### Prompt
Report, as a bare number, how many lines of the material below contain the word "مؤسسات".

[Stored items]
·····

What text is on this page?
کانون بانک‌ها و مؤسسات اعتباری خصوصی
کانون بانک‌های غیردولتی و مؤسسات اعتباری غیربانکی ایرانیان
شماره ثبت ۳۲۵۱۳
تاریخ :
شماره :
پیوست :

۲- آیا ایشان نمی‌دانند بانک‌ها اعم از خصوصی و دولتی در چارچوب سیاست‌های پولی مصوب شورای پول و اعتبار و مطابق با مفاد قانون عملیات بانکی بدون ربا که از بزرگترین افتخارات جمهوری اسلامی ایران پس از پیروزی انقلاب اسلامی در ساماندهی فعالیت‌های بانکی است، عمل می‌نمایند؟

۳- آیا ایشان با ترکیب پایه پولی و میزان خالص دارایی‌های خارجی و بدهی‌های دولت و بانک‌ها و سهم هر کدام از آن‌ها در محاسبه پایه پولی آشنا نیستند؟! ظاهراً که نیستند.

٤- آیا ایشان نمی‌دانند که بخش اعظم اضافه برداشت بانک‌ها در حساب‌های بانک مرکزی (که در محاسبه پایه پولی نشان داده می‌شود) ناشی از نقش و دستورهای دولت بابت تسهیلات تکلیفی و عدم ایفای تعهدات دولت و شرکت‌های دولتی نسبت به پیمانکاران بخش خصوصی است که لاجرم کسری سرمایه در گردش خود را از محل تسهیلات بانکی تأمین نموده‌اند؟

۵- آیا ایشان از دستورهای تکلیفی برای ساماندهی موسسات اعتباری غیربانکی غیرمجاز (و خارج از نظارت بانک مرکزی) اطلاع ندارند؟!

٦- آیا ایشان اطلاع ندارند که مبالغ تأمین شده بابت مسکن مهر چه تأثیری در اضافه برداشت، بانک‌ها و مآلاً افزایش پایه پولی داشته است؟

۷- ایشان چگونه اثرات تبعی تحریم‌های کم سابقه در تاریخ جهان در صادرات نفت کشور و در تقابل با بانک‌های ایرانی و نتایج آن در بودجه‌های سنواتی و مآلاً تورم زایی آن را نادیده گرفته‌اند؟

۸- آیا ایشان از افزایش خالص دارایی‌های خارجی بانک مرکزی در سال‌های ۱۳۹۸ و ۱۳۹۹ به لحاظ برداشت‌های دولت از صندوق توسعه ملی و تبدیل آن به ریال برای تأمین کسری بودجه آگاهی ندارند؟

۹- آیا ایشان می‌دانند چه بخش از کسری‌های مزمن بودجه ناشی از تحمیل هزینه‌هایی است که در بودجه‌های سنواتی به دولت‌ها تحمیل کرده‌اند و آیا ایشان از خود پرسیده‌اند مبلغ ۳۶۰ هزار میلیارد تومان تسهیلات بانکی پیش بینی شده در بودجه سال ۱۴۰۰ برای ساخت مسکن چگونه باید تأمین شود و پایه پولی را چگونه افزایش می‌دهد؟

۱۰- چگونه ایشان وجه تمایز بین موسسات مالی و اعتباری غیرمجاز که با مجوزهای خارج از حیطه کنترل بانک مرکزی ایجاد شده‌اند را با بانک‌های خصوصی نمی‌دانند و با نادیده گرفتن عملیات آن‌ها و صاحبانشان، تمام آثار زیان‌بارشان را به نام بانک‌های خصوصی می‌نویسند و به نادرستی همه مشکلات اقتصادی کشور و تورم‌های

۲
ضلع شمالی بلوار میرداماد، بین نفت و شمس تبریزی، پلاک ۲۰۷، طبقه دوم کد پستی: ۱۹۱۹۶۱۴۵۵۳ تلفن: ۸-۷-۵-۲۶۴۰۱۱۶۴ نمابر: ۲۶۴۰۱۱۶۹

·····

### Exercise response
2